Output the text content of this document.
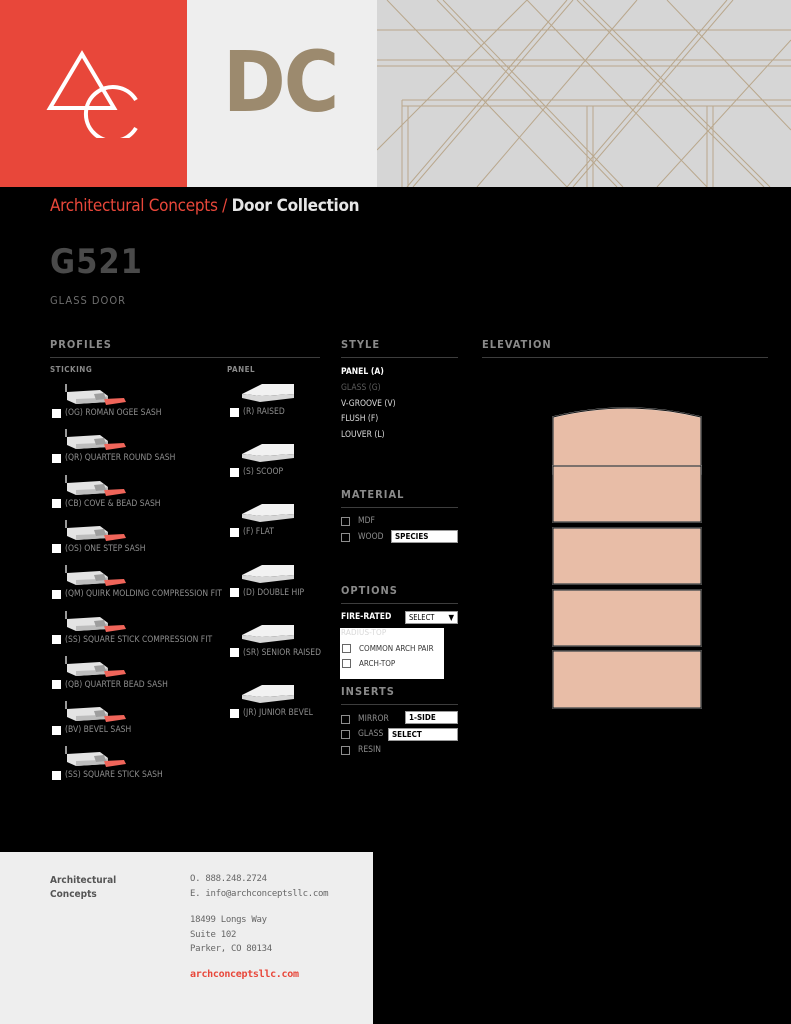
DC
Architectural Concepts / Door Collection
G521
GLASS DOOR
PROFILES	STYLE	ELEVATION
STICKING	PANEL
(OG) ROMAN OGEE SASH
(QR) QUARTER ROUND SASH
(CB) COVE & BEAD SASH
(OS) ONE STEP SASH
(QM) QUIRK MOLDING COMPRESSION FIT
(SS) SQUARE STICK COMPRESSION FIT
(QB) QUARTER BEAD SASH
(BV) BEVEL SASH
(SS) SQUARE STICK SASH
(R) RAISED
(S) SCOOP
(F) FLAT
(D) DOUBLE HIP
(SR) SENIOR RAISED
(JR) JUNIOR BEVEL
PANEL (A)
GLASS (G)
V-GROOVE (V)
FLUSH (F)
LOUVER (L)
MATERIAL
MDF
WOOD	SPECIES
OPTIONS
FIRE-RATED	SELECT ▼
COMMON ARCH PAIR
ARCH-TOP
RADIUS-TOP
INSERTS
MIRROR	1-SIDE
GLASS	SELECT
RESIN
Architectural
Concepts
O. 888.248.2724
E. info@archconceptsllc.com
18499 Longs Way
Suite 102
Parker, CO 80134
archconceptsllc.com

────────

Given request ::
Transcribe the preceding listing in its entirety and with exact wording, leaving out pictures.

The result ::
Output the text content of this document.
DC
Architectural Concepts / Door Collection
G521
GLASS DOOR
PROFILES	STYLE	ELEVATION
STICKING	PANEL
(OG) ROMAN OGEE SASH
(QR) QUARTER ROUND SASH
(CB) COVE & BEAD SASH
(OS) ONE STEP SASH
(QM) QUIRK MOLDING COMPRESSION FIT
(SS) SQUARE STICK COMPRESSION FIT
(QB) QUARTER BEAD SASH
(BV) BEVEL SASH
(SS) SQUARE STICK SASH
(R) RAISED
(S) SCOOP
(F) FLAT
(D) DOUBLE HIP
(SR) SENIOR RAISED
(JR) JUNIOR BEVEL
PANEL (A)
GLASS (G)
V-GROOVE (V)
FLUSH (F)
LOUVER (L)
MATERIAL
MDF
WOOD	SPECIES
OPTIONS
FIRE-RATED	SELECT ▼
COMMON ARCH PAIR
ARCH-TOP
RADIUS-TOP
INSERTS
MIRROR	1-SIDE
GLASS	SELECT
RESIN
Architectural
Concepts
O. 888.248.2724
E. info@archconceptsllc.com
18499 Longs Way
Suite 102
Parker, CO 80134
archconceptsllc.com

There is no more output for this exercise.